## BEGIN

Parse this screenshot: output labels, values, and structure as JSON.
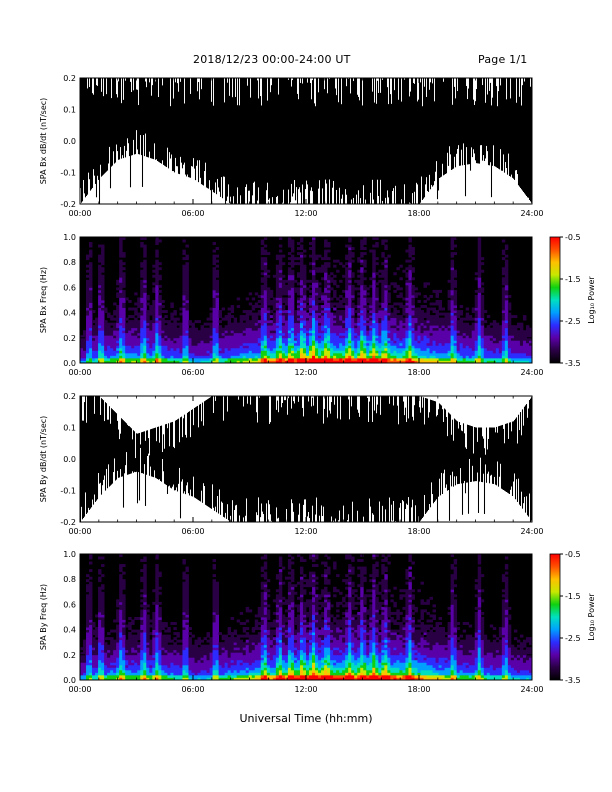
{
  "header": {
    "title": "2018/12/23  00:00-24:00 UT",
    "page": "Page 1/1"
  },
  "colors": {
    "trace": "#000000",
    "colormap": [
      "#000000",
      "#2a0045",
      "#5a00a8",
      "#2c2cff",
      "#00a0ff",
      "#00e0c0",
      "#10d010",
      "#c8e800",
      "#ffc000",
      "#ff5000",
      "#ff0000"
    ]
  },
  "chart_data": [
    {
      "type": "line",
      "ylabel": "SPA Bx dB/dt (nT/sec)",
      "xlim": [
        "00:00",
        "24:00"
      ],
      "ylim": [
        -0.2,
        0.2
      ],
      "x_ticks": [
        "00:00",
        "06:00",
        "12:00",
        "18:00",
        "24:00"
      ],
      "y_ticks": [
        "0.2",
        "0.1",
        "0.0",
        "-0.1",
        "-0.2"
      ],
      "series": [
        {
          "x": [
            "00:00",
            "01:00",
            "02:00",
            "03:00",
            "04:00",
            "05:00",
            "06:00",
            "07:00",
            "08:00",
            "09:00",
            "10:00",
            "11:00",
            "12:00",
            "13:00",
            "14:00",
            "15:00",
            "16:00",
            "17:00",
            "18:00",
            "19:00",
            "20:00",
            "21:00",
            "22:00",
            "23:00",
            "24:00"
          ],
          "max": [
            0.2,
            0.2,
            0.2,
            0.2,
            0.2,
            0.2,
            0.2,
            0.2,
            0.2,
            0.2,
            0.2,
            0.2,
            0.2,
            0.2,
            0.2,
            0.2,
            0.2,
            0.2,
            0.2,
            0.2,
            0.2,
            0.2,
            0.2,
            0.2,
            0.2
          ],
          "min": [
            -0.2,
            -0.12,
            -0.06,
            -0.04,
            -0.06,
            -0.1,
            -0.12,
            -0.16,
            -0.2,
            -0.2,
            -0.2,
            -0.2,
            -0.2,
            -0.2,
            -0.2,
            -0.2,
            -0.2,
            -0.2,
            -0.2,
            -0.12,
            -0.08,
            -0.07,
            -0.08,
            -0.12,
            -0.2
          ]
        }
      ]
    },
    {
      "type": "heatmap",
      "ylabel": "SPA Bx Freq (Hz)",
      "xlim": [
        "00:00",
        "24:00"
      ],
      "ylim": [
        0,
        1.0
      ],
      "x_ticks": [
        "00:00",
        "06:00",
        "12:00",
        "18:00",
        "24:00"
      ],
      "y_ticks": [
        "1.0",
        "0.8",
        "0.6",
        "0.4",
        "0.2",
        "0.0"
      ],
      "colorbar": {
        "label": "Log₁₀ Power",
        "range": [
          -3.5,
          -0.5
        ],
        "ticks": [
          "-0.5",
          "-1.5",
          "-2.5",
          "-3.5"
        ]
      },
      "activity_hours": [
        0.3,
        0.5,
        0.6,
        0.6,
        0.6,
        0.5,
        0.4,
        0.5,
        0.6,
        0.7,
        0.8,
        0.9,
        1.0,
        0.95,
        0.9,
        0.9,
        0.85,
        0.8,
        0.7,
        0.6,
        0.55,
        0.5,
        0.45,
        0.4
      ],
      "bursts_hours": [
        0.5,
        1.1,
        2.2,
        3.4,
        4.1,
        5.6,
        7.2,
        9.8,
        10.6,
        11.2,
        11.8,
        12.4,
        13.1,
        14.3,
        15.0,
        15.6,
        16.2,
        17.5,
        19.8,
        21.2,
        22.6
      ]
    },
    {
      "type": "line",
      "ylabel": "SPA By dB/dt (nT/sec)",
      "xlim": [
        "00:00",
        "24:00"
      ],
      "ylim": [
        -0.2,
        0.2
      ],
      "x_ticks": [
        "00:00",
        "06:00",
        "12:00",
        "18:00",
        "24:00"
      ],
      "y_ticks": [
        "0.2",
        "0.1",
        "0.0",
        "-0.1",
        "-0.2"
      ],
      "series": [
        {
          "x": [
            "00:00",
            "01:00",
            "02:00",
            "03:00",
            "04:00",
            "05:00",
            "06:00",
            "07:00",
            "08:00",
            "09:00",
            "10:00",
            "11:00",
            "12:00",
            "13:00",
            "14:00",
            "15:00",
            "16:00",
            "17:00",
            "18:00",
            "19:00",
            "20:00",
            "21:00",
            "22:00",
            "23:00",
            "24:00"
          ],
          "max": [
            0.2,
            0.2,
            0.14,
            0.08,
            0.1,
            0.12,
            0.16,
            0.2,
            0.2,
            0.2,
            0.2,
            0.2,
            0.2,
            0.2,
            0.2,
            0.2,
            0.2,
            0.2,
            0.2,
            0.18,
            0.12,
            0.1,
            0.1,
            0.12,
            0.2
          ],
          "min": [
            -0.2,
            -0.12,
            -0.06,
            -0.04,
            -0.06,
            -0.1,
            -0.12,
            -0.16,
            -0.2,
            -0.2,
            -0.2,
            -0.2,
            -0.2,
            -0.2,
            -0.2,
            -0.2,
            -0.2,
            -0.2,
            -0.2,
            -0.12,
            -0.08,
            -0.07,
            -0.08,
            -0.12,
            -0.2
          ]
        }
      ]
    },
    {
      "type": "heatmap",
      "ylabel": "SPA By Freq (Hz)",
      "xlim": [
        "00:00",
        "24:00"
      ],
      "ylim": [
        0,
        1.0
      ],
      "x_ticks": [
        "00:00",
        "06:00",
        "12:00",
        "18:00",
        "24:00"
      ],
      "y_ticks": [
        "1.0",
        "0.8",
        "0.6",
        "0.4",
        "0.2",
        "0.0"
      ],
      "colorbar": {
        "label": "Log₁₀ Power",
        "range": [
          -3.5,
          -0.5
        ],
        "ticks": [
          "-0.5",
          "-1.5",
          "-2.5",
          "-3.5"
        ]
      },
      "activity_hours": [
        0.35,
        0.5,
        0.6,
        0.6,
        0.6,
        0.5,
        0.4,
        0.5,
        0.6,
        0.7,
        0.8,
        0.9,
        1.0,
        0.95,
        0.9,
        0.95,
        0.9,
        0.85,
        0.75,
        0.6,
        0.55,
        0.5,
        0.45,
        0.4
      ],
      "bursts_hours": [
        0.5,
        1.1,
        2.2,
        3.4,
        4.1,
        5.6,
        7.2,
        9.8,
        10.6,
        11.2,
        11.8,
        12.4,
        13.1,
        14.3,
        15.0,
        15.6,
        16.2,
        17.5,
        19.8,
        21.2,
        22.6
      ]
    }
  ],
  "xlabel": "Universal Time (hh:mm)"
}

## END

## SET EXERCISE
Exactly reproduce each record, leaving out any pictures.

## TASK RESULT
Parse this screenshot: output labels, values, and structure as JSON.
{
  "header": {
    "title": "2018/12/23  00:00-24:00 UT",
    "page": "Page 1/1"
  },
  "colors": {
    "trace": "#000000",
    "colormap": [
      "#000000",
      "#2a0045",
      "#5a00a8",
      "#2c2cff",
      "#00a0ff",
      "#00e0c0",
      "#10d010",
      "#c8e800",
      "#ffc000",
      "#ff5000",
      "#ff0000"
    ]
  },
  "chart_data": [
    {
      "type": "line",
      "ylabel": "SPA Bx dB/dt (nT/sec)",
      "xlim": [
        "00:00",
        "24:00"
      ],
      "ylim": [
        -0.2,
        0.2
      ],
      "x_ticks": [
        "00:00",
        "06:00",
        "12:00",
        "18:00",
        "24:00"
      ],
      "y_ticks": [
        "0.2",
        "0.1",
        "0.0",
        "-0.1",
        "-0.2"
      ],
      "series": [
        {
          "x": [
            "00:00",
            "01:00",
            "02:00",
            "03:00",
            "04:00",
            "05:00",
            "06:00",
            "07:00",
            "08:00",
            "09:00",
            "10:00",
            "11:00",
            "12:00",
            "13:00",
            "14:00",
            "15:00",
            "16:00",
            "17:00",
            "18:00",
            "19:00",
            "20:00",
            "21:00",
            "22:00",
            "23:00",
            "24:00"
          ],
          "max": [
            0.2,
            0.2,
            0.2,
            0.2,
            0.2,
            0.2,
            0.2,
            0.2,
            0.2,
            0.2,
            0.2,
            0.2,
            0.2,
            0.2,
            0.2,
            0.2,
            0.2,
            0.2,
            0.2,
            0.2,
            0.2,
            0.2,
            0.2,
            0.2,
            0.2
          ],
          "min": [
            -0.2,
            -0.12,
            -0.06,
            -0.04,
            -0.06,
            -0.1,
            -0.12,
            -0.16,
            -0.2,
            -0.2,
            -0.2,
            -0.2,
            -0.2,
            -0.2,
            -0.2,
            -0.2,
            -0.2,
            -0.2,
            -0.2,
            -0.12,
            -0.08,
            -0.07,
            -0.08,
            -0.12,
            -0.2
          ]
        }
      ]
    },
    {
      "type": "heatmap",
      "ylabel": "SPA Bx Freq (Hz)",
      "xlim": [
        "00:00",
        "24:00"
      ],
      "ylim": [
        0,
        1.0
      ],
      "x_ticks": [
        "00:00",
        "06:00",
        "12:00",
        "18:00",
        "24:00"
      ],
      "y_ticks": [
        "1.0",
        "0.8",
        "0.6",
        "0.4",
        "0.2",
        "0.0"
      ],
      "colorbar": {
        "label": "Log₁₀ Power",
        "range": [
          -3.5,
          -0.5
        ],
        "ticks": [
          "-0.5",
          "-1.5",
          "-2.5",
          "-3.5"
        ]
      },
      "activity_hours": [
        0.3,
        0.5,
        0.6,
        0.6,
        0.6,
        0.5,
        0.4,
        0.5,
        0.6,
        0.7,
        0.8,
        0.9,
        1.0,
        0.95,
        0.9,
        0.9,
        0.85,
        0.8,
        0.7,
        0.6,
        0.55,
        0.5,
        0.45,
        0.4
      ],
      "bursts_hours": [
        0.5,
        1.1,
        2.2,
        3.4,
        4.1,
        5.6,
        7.2,
        9.8,
        10.6,
        11.2,
        11.8,
        12.4,
        13.1,
        14.3,
        15.0,
        15.6,
        16.2,
        17.5,
        19.8,
        21.2,
        22.6
      ]
    },
    {
      "type": "line",
      "ylabel": "SPA By dB/dt (nT/sec)",
      "xlim": [
        "00:00",
        "24:00"
      ],
      "ylim": [
        -0.2,
        0.2
      ],
      "x_ticks": [
        "00:00",
        "06:00",
        "12:00",
        "18:00",
        "24:00"
      ],
      "y_ticks": [
        "0.2",
        "0.1",
        "0.0",
        "-0.1",
        "-0.2"
      ],
      "series": [
        {
          "x": [
            "00:00",
            "01:00",
            "02:00",
            "03:00",
            "04:00",
            "05:00",
            "06:00",
            "07:00",
            "08:00",
            "09:00",
            "10:00",
            "11:00",
            "12:00",
            "13:00",
            "14:00",
            "15:00",
            "16:00",
            "17:00",
            "18:00",
            "19:00",
            "20:00",
            "21:00",
            "22:00",
            "23:00",
            "24:00"
          ],
          "max": [
            0.2,
            0.2,
            0.14,
            0.08,
            0.1,
            0.12,
            0.16,
            0.2,
            0.2,
            0.2,
            0.2,
            0.2,
            0.2,
            0.2,
            0.2,
            0.2,
            0.2,
            0.2,
            0.2,
            0.18,
            0.12,
            0.1,
            0.1,
            0.12,
            0.2
          ],
          "min": [
            -0.2,
            -0.12,
            -0.06,
            -0.04,
            -0.06,
            -0.1,
            -0.12,
            -0.16,
            -0.2,
            -0.2,
            -0.2,
            -0.2,
            -0.2,
            -0.2,
            -0.2,
            -0.2,
            -0.2,
            -0.2,
            -0.2,
            -0.12,
            -0.08,
            -0.07,
            -0.08,
            -0.12,
            -0.2
          ]
        }
      ]
    },
    {
      "type": "heatmap",
      "ylabel": "SPA By Freq (Hz)",
      "xlim": [
        "00:00",
        "24:00"
      ],
      "ylim": [
        0,
        1.0
      ],
      "x_ticks": [
        "00:00",
        "06:00",
        "12:00",
        "18:00",
        "24:00"
      ],
      "y_ticks": [
        "1.0",
        "0.8",
        "0.6",
        "0.4",
        "0.2",
        "0.0"
      ],
      "colorbar": {
        "label": "Log₁₀ Power",
        "range": [
          -3.5,
          -0.5
        ],
        "ticks": [
          "-0.5",
          "-1.5",
          "-2.5",
          "-3.5"
        ]
      },
      "activity_hours": [
        0.35,
        0.5,
        0.6,
        0.6,
        0.6,
        0.5,
        0.4,
        0.5,
        0.6,
        0.7,
        0.8,
        0.9,
        1.0,
        0.95,
        0.9,
        0.95,
        0.9,
        0.85,
        0.75,
        0.6,
        0.55,
        0.5,
        0.45,
        0.4
      ],
      "bursts_hours": [
        0.5,
        1.1,
        2.2,
        3.4,
        4.1,
        5.6,
        7.2,
        9.8,
        10.6,
        11.2,
        11.8,
        12.4,
        13.1,
        14.3,
        15.0,
        15.6,
        16.2,
        17.5,
        19.8,
        21.2,
        22.6
      ]
    }
  ],
  "xlabel": "Universal Time (hh:mm)"
}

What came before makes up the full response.